Prompt> What follows is a set of entries. Repeat them exactly, but not their pictures.

··· Exercise inputs

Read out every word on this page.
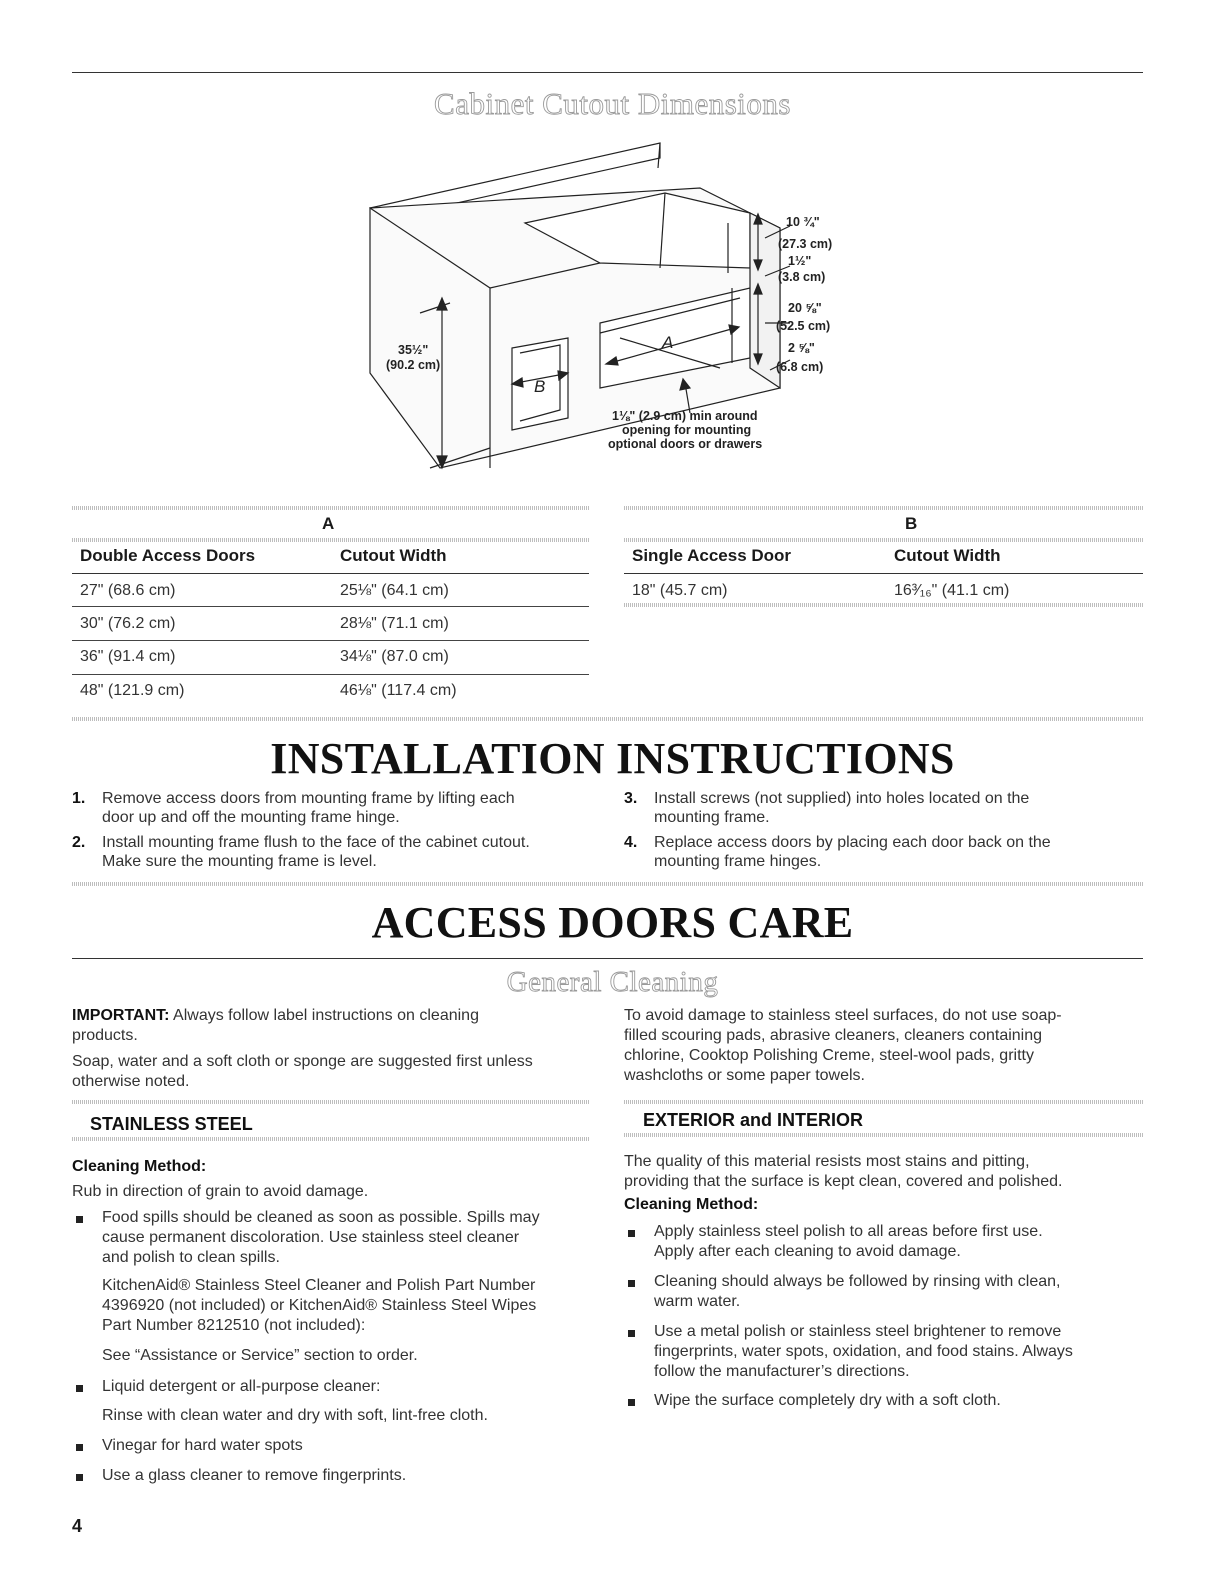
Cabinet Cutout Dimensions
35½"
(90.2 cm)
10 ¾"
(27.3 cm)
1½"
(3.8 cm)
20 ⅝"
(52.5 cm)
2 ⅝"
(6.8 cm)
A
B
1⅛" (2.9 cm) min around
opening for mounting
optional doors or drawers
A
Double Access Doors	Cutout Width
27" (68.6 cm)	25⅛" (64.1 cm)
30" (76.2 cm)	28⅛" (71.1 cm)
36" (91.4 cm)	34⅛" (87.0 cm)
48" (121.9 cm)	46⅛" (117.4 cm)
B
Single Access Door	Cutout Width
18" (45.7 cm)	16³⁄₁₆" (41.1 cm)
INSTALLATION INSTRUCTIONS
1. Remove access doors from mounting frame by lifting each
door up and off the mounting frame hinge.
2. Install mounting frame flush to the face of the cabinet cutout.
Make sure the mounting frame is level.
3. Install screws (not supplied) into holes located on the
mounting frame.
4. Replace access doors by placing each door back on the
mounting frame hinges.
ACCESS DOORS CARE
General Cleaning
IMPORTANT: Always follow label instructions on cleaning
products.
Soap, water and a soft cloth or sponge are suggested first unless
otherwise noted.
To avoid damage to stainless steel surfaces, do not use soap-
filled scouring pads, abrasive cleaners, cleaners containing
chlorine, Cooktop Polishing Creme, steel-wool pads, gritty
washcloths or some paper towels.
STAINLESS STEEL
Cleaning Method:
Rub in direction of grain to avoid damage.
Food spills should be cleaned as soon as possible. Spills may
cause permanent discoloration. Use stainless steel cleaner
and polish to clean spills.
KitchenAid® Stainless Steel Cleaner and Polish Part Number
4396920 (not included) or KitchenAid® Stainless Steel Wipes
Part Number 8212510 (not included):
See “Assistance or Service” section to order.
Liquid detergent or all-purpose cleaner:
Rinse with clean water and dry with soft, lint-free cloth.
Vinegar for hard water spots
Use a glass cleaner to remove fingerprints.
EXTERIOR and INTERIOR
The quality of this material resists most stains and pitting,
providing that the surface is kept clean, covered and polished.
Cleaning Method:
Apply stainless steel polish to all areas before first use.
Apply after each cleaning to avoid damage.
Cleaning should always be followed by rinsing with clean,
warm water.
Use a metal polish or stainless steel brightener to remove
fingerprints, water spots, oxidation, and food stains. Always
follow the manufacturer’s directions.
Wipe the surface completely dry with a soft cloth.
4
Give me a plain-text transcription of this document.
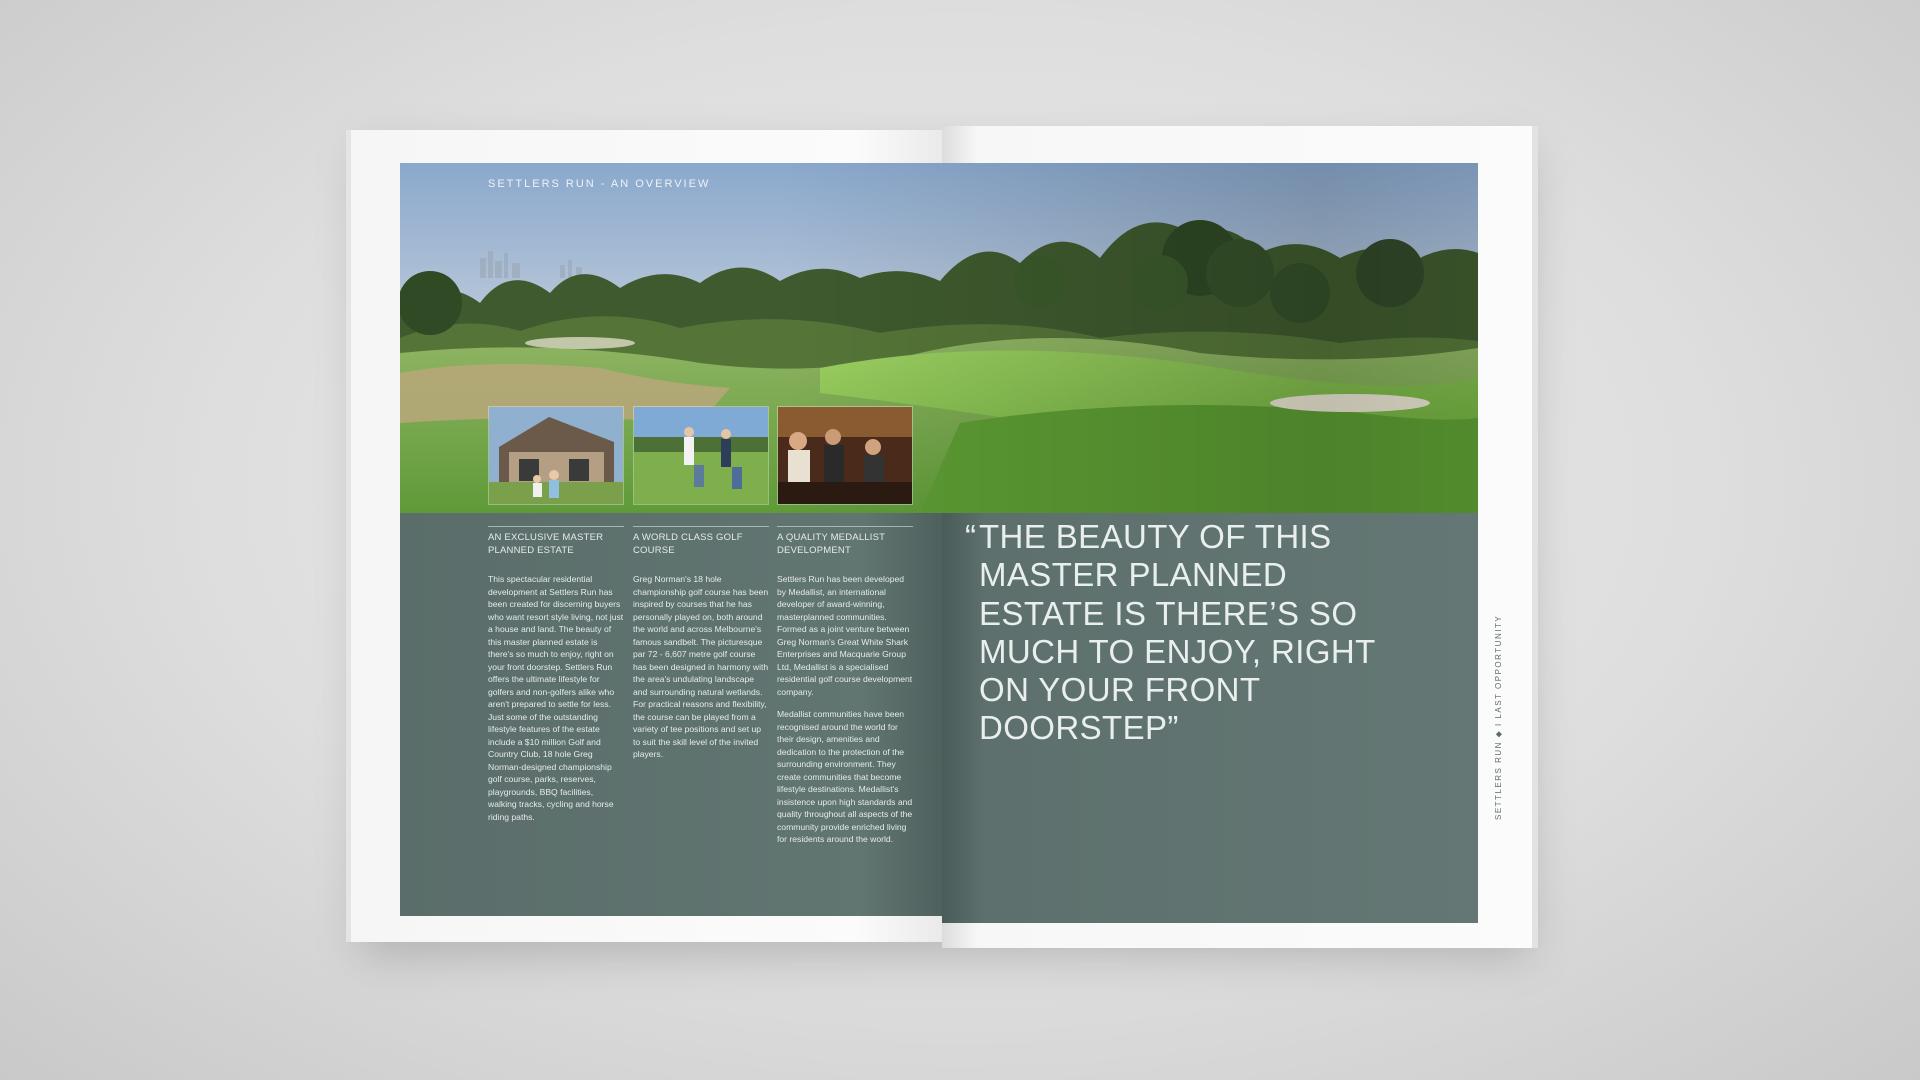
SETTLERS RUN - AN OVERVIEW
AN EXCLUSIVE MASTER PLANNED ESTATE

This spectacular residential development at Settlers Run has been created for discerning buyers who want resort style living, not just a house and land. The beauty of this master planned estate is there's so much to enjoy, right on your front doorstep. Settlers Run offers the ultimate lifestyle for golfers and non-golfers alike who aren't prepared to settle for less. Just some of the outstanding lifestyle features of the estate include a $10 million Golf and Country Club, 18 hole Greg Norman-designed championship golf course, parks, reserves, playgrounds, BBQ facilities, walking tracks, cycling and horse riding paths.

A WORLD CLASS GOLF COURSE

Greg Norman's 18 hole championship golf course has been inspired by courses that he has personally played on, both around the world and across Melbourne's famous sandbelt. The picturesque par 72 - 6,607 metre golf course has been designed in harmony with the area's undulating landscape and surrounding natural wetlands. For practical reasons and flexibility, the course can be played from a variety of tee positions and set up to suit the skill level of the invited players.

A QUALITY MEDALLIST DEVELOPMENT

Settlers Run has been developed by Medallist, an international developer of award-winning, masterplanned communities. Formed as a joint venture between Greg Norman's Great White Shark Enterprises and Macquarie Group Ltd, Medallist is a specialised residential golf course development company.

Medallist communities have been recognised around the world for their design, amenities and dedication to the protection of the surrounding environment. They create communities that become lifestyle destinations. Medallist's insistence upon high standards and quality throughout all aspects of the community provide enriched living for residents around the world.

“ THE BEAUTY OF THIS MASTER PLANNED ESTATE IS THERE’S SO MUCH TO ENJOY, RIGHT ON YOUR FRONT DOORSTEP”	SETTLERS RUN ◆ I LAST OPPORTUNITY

······

Solution to this exercise>
Read out every word on this page.
Cabinet Cutout Dimensions
35½"
(90.2 cm)
10 ¾"
(27.3 cm)
1½"
(3.8 cm)
20 ⅝"
(52.5 cm)
2 ⅝"
(6.8 cm)
A
B
1⅛" (2.9 cm) min around
opening for mounting
optional doors or drawers
A
Double Access Doors	Cutout Width
27" (68.6 cm)	25⅛" (64.1 cm)
30" (76.2 cm)	28⅛" (71.1 cm)
36" (91.4 cm)	34⅛" (87.0 cm)
48" (121.9 cm)	46⅛" (117.4 cm)
B
Single Access Door	Cutout Width
18" (45.7 cm)	16³⁄₁₆" (41.1 cm)
INSTALLATION INSTRUCTIONS
1. Remove access doors from mounting frame by lifting each
door up and off the mounting frame hinge.
2. Install mounting frame flush to the face of the cabinet cutout.
Make sure the mounting frame is level.
3. Install screws (not supplied) into holes located on the
mounting frame.
4. Replace access doors by placing each door back on the
mounting frame hinges.
ACCESS DOORS CARE
General Cleaning
IMPORTANT: Always follow label instructions on cleaning
products.
Soap, water and a soft cloth or sponge are suggested first unless
otherwise noted.
To avoid damage to stainless steel surfaces, do not use soap-
filled scouring pads, abrasive cleaners, cleaners containing
chlorine, Cooktop Polishing Creme, steel-wool pads, gritty
washcloths or some paper towels.
STAINLESS STEEL
Cleaning Method:
Rub in direction of grain to avoid damage.
Food spills should be cleaned as soon as possible. Spills may
cause permanent discoloration. Use stainless steel cleaner
and polish to clean spills.
KitchenAid® Stainless Steel Cleaner and Polish Part Number
4396920 (not included) or KitchenAid® Stainless Steel Wipes
Part Number 8212510 (not included):
See “Assistance or Service” section to order.
Liquid detergent or all-purpose cleaner:
Rinse with clean water and dry with soft, lint-free cloth.
Vinegar for hard water spots
Use a glass cleaner to remove fingerprints.
EXTERIOR and INTERIOR
The quality of this material resists most stains and pitting,
providing that the surface is kept clean, covered and polished.
Cleaning Method:
Apply stainless steel polish to all areas before first use.
Apply after each cleaning to avoid damage.
Cleaning should always be followed by rinsing with clean,
warm water.
Use a metal polish or stainless steel brightener to remove
fingerprints, water spots, oxidation, and food stains. Always
follow the manufacturer’s directions.
Wipe the surface completely dry with a soft cloth.
4
Give me a plain-text transcription of this document.
SETTLERS RUN - AN OVERVIEW
AN EXCLUSIVE MASTER PLANNED ESTATE

This spectacular residential development at Settlers Run has been created for discerning buyers who want resort style living, not just a house and land. The beauty of this master planned estate is there's so much to enjoy, right on your front doorstep. Settlers Run offers the ultimate lifestyle for golfers and non-golfers alike who aren't prepared to settle for less. Just some of the outstanding lifestyle features of the estate include a $10 million Golf and Country Club, 18 hole Greg Norman-designed championship golf course, parks, reserves, playgrounds, BBQ facilities, walking tracks, cycling and horse riding paths.

A WORLD CLASS GOLF COURSE

Greg Norman's 18 hole championship golf course has been inspired by courses that he has personally played on, both around the world and across Melbourne's famous sandbelt. The picturesque par 72 - 6,607 metre golf course has been designed in harmony with the area's undulating landscape and surrounding natural wetlands. For practical reasons and flexibility, the course can be played from a variety of tee positions and set up to suit the skill level of the invited players.

A QUALITY MEDALLIST DEVELOPMENT

Settlers Run has been developed by Medallist, an international developer of award-winning, masterplanned communities. Formed as a joint venture between Greg Norman's Great White Shark Enterprises and Macquarie Group Ltd, Medallist is a specialised residential golf course development company.

Medallist communities have been recognised around the world for their design, amenities and dedication to the protection of the surrounding environment. They create communities that become lifestyle destinations. Medallist's insistence upon high standards and quality throughout all aspects of the community provide enriched living for residents around the world.

“ THE BEAUTY OF THIS MASTER PLANNED ESTATE IS THERE’S SO MUCH TO ENJOY, RIGHT ON YOUR FRONT DOORSTEP”	SETTLERS RUN ◆ I LAST OPPORTUNITY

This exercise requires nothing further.